[Figure data in JSON]

========================================

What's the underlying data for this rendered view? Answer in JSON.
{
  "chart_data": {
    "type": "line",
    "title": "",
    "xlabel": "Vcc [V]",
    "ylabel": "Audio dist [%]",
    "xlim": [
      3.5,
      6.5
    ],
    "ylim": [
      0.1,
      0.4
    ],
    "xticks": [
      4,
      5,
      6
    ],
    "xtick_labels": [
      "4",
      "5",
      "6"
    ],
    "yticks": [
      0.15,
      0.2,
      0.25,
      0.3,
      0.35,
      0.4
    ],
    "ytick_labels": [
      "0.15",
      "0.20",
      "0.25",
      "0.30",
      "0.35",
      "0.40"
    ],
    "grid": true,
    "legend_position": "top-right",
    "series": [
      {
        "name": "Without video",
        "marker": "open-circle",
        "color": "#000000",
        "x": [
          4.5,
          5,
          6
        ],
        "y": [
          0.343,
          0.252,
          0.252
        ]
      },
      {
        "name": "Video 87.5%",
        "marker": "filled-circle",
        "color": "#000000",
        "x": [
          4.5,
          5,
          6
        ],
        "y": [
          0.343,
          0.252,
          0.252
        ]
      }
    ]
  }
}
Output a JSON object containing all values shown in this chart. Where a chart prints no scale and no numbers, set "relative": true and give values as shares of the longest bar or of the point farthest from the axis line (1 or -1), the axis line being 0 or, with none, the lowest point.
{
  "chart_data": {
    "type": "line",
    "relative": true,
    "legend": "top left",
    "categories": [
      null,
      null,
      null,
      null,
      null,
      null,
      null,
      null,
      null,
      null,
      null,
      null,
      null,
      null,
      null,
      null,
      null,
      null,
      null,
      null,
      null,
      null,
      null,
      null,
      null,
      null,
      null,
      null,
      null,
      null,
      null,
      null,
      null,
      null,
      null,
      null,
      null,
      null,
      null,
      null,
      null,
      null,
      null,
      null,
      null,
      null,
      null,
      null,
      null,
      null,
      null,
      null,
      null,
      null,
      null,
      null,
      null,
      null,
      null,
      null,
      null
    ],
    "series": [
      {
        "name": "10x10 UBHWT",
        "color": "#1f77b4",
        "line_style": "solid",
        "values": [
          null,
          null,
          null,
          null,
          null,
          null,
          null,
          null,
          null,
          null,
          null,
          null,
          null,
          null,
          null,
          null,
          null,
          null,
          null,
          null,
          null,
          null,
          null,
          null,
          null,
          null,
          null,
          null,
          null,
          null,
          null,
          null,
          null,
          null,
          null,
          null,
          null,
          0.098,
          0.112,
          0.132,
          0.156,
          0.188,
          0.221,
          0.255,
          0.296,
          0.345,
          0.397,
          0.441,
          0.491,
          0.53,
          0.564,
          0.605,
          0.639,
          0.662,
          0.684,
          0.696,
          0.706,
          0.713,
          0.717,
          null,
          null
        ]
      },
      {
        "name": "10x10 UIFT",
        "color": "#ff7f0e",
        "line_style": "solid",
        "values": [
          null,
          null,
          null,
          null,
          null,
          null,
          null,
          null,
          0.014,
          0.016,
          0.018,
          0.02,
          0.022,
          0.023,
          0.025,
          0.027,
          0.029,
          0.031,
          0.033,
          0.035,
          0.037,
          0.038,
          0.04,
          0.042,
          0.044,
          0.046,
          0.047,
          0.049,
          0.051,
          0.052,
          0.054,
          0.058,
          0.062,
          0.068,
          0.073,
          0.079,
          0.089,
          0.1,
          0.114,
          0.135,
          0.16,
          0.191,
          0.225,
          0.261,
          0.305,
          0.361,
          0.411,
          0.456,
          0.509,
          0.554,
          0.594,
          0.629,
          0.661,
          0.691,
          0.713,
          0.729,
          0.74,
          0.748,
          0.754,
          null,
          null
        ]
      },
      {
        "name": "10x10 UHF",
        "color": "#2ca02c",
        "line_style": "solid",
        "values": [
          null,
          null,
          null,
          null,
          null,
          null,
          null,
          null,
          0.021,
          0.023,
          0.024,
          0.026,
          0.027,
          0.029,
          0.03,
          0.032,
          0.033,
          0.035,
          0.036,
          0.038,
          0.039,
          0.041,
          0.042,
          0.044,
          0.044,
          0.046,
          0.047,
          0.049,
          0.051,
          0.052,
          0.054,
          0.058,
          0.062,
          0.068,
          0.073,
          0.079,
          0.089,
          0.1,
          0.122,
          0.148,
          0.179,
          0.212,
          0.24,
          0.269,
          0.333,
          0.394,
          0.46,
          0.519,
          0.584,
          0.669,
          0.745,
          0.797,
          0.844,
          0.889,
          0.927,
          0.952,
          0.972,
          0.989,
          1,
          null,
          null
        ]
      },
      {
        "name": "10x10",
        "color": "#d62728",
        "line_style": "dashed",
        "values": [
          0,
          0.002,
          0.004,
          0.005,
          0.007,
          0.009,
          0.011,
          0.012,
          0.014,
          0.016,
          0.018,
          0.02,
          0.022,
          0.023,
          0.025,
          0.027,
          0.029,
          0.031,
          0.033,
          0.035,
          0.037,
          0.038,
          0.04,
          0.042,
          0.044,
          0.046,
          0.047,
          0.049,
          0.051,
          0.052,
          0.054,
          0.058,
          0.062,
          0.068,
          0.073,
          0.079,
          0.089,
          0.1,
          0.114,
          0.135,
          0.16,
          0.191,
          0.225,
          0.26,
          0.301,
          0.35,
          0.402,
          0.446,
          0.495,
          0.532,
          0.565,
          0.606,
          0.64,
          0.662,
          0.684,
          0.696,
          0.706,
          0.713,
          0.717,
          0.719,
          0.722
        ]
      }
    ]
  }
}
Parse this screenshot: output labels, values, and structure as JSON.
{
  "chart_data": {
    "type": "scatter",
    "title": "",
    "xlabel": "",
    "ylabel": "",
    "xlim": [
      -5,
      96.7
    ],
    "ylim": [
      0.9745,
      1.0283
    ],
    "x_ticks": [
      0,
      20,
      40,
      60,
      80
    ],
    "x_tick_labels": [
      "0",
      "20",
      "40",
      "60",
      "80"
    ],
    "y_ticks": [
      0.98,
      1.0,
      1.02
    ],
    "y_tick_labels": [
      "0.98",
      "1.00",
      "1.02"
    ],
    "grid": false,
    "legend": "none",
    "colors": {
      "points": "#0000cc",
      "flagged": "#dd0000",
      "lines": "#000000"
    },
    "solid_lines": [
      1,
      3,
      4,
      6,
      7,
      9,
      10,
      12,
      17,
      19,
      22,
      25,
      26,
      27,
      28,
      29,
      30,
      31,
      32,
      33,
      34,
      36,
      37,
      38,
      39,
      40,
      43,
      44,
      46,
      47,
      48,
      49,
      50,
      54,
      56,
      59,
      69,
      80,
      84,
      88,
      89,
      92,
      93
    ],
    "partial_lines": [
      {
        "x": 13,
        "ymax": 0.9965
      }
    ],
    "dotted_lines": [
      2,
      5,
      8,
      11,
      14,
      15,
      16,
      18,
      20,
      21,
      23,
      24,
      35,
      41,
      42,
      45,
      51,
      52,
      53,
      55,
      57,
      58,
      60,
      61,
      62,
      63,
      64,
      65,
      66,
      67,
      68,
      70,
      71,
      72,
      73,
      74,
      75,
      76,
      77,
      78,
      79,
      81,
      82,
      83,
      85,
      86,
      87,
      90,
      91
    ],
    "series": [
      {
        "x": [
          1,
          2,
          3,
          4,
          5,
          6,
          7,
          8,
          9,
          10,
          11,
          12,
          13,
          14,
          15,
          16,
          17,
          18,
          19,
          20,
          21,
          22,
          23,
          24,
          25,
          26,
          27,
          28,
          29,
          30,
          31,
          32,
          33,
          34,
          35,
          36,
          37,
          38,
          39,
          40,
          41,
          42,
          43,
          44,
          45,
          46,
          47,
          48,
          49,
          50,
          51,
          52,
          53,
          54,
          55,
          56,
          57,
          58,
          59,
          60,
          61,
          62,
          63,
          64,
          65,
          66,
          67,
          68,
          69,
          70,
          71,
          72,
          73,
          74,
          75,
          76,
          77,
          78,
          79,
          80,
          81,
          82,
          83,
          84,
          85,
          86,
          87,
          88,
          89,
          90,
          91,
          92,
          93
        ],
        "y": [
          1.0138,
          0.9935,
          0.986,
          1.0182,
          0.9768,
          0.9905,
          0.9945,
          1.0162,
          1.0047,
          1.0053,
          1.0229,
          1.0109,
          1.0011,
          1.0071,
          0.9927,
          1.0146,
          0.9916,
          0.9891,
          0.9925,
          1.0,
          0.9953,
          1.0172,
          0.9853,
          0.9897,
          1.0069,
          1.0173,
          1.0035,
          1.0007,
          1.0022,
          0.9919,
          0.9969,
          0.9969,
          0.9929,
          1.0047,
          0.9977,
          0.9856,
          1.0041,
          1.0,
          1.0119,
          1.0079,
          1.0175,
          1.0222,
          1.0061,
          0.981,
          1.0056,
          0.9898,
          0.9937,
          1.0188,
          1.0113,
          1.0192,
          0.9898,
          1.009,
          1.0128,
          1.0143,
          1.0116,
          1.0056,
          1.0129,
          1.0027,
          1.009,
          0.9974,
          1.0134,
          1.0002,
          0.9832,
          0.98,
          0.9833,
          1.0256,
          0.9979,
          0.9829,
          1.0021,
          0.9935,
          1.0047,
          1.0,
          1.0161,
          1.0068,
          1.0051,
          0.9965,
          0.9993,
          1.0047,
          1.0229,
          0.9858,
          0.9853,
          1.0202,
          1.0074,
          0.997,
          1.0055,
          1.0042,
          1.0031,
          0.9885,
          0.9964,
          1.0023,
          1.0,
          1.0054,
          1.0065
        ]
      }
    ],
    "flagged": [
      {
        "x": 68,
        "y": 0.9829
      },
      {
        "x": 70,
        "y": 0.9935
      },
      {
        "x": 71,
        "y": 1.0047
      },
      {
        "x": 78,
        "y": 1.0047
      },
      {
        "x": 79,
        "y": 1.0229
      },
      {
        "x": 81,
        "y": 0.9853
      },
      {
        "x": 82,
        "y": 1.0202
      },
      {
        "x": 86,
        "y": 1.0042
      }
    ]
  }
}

========================================

## Given exercise
Which lines of the material contain the string "none"? List each of them.

## Result
Output a JSON object containing all values shown in this chart. Where a chart prints no scale and no numbers, set "relative": true and give values as shares of the longest bar or of the point farthest from the axis line (1 or -1), the axis line being 0 or, with none, the lowest point.
    "legend": "none",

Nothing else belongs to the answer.